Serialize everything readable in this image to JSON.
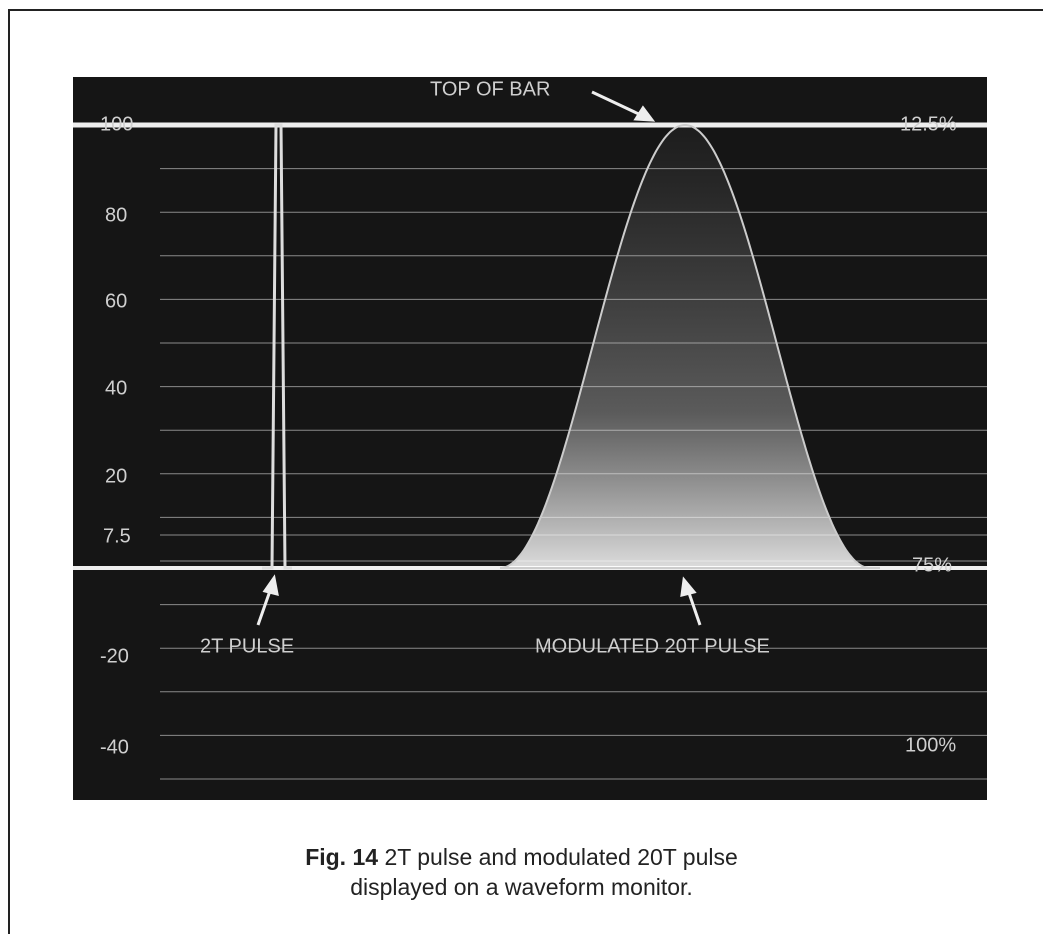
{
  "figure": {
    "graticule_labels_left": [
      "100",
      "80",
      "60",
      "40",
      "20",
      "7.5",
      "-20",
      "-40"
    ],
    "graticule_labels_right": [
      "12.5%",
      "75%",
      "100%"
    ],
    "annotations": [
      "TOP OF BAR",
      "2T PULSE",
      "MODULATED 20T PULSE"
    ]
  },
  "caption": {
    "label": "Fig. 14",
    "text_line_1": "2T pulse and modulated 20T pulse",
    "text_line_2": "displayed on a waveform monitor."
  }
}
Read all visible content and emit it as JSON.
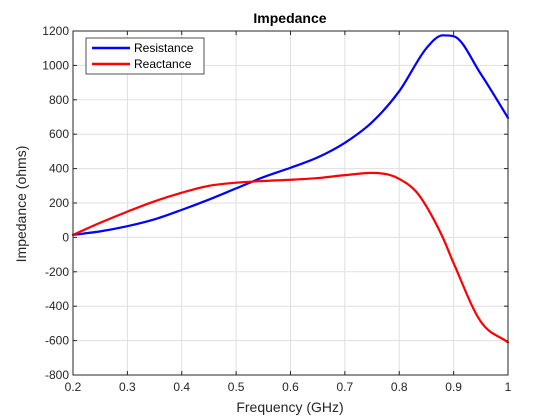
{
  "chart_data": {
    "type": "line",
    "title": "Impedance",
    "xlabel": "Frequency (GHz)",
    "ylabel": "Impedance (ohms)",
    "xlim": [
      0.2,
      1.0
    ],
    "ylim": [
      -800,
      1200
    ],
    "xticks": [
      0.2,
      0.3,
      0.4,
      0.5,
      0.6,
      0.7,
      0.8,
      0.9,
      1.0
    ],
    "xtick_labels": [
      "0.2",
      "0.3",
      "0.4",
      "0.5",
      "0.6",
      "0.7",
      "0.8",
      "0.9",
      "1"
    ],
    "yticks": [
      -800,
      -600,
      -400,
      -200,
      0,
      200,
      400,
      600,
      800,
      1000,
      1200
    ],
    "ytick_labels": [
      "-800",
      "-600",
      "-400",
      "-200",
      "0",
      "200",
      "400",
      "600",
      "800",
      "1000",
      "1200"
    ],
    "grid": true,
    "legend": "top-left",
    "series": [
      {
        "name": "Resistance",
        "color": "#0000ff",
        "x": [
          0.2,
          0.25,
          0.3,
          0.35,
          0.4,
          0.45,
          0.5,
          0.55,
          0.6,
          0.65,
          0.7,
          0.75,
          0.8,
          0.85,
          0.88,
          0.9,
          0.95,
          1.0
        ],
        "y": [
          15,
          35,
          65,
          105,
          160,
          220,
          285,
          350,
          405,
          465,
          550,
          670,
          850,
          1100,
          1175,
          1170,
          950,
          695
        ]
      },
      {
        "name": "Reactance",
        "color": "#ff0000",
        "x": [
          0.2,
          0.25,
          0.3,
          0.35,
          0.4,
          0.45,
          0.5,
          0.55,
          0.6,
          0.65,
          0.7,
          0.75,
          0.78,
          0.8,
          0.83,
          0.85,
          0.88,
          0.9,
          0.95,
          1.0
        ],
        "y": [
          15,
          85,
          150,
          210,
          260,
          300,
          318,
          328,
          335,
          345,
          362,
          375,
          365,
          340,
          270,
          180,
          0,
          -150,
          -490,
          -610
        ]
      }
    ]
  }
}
+ + + + +
• [Task details] Repeat each record exactly, with the pictures left out.

• [Response to the exercise]
Serialize everything readable in this image to JSON.
{
  "figure": {
    "graticule_labels_left": [
      "100",
      "80",
      "60",
      "40",
      "20",
      "7.5",
      "-20",
      "-40"
    ],
    "graticule_labels_right": [
      "12.5%",
      "75%",
      "100%"
    ],
    "annotations": [
      "TOP OF BAR",
      "2T PULSE",
      "MODULATED 20T PULSE"
    ]
  },
  "caption": {
    "label": "Fig. 14",
    "text_line_1": "2T pulse and modulated 20T pulse",
    "text_line_2": "displayed on a waveform monitor."
  }
}
Read all visible content and emit it as JSON.
{
  "chart_data": {
    "type": "line",
    "title": "Impedance",
    "xlabel": "Frequency (GHz)",
    "ylabel": "Impedance (ohms)",
    "xlim": [
      0.2,
      1.0
    ],
    "ylim": [
      -800,
      1200
    ],
    "xticks": [
      0.2,
      0.3,
      0.4,
      0.5,
      0.6,
      0.7,
      0.8,
      0.9,
      1.0
    ],
    "xtick_labels": [
      "0.2",
      "0.3",
      "0.4",
      "0.5",
      "0.6",
      "0.7",
      "0.8",
      "0.9",
      "1"
    ],
    "yticks": [
      -800,
      -600,
      -400,
      -200,
      0,
      200,
      400,
      600,
      800,
      1000,
      1200
    ],
    "ytick_labels": [
      "-800",
      "-600",
      "-400",
      "-200",
      "0",
      "200",
      "400",
      "600",
      "800",
      "1000",
      "1200"
    ],
    "grid": true,
    "legend": "top-left",
    "series": [
      {
        "name": "Resistance",
        "color": "#0000ff",
        "x": [
          0.2,
          0.25,
          0.3,
          0.35,
          0.4,
          0.45,
          0.5,
          0.55,
          0.6,
          0.65,
          0.7,
          0.75,
          0.8,
          0.85,
          0.88,
          0.9,
          0.95,
          1.0
        ],
        "y": [
          15,
          35,
          65,
          105,
          160,
          220,
          285,
          350,
          405,
          465,
          550,
          670,
          850,
          1100,
          1175,
          1170,
          950,
          695
        ]
      },
      {
        "name": "Reactance",
        "color": "#ff0000",
        "x": [
          0.2,
          0.25,
          0.3,
          0.35,
          0.4,
          0.45,
          0.5,
          0.55,
          0.6,
          0.65,
          0.7,
          0.75,
          0.78,
          0.8,
          0.83,
          0.85,
          0.88,
          0.9,
          0.95,
          1.0
        ],
        "y": [
          15,
          85,
          150,
          210,
          260,
          300,
          318,
          328,
          335,
          345,
          362,
          375,
          365,
          340,
          270,
          180,
          0,
          -150,
          -490,
          -610
        ]
      }
    ]
  }
}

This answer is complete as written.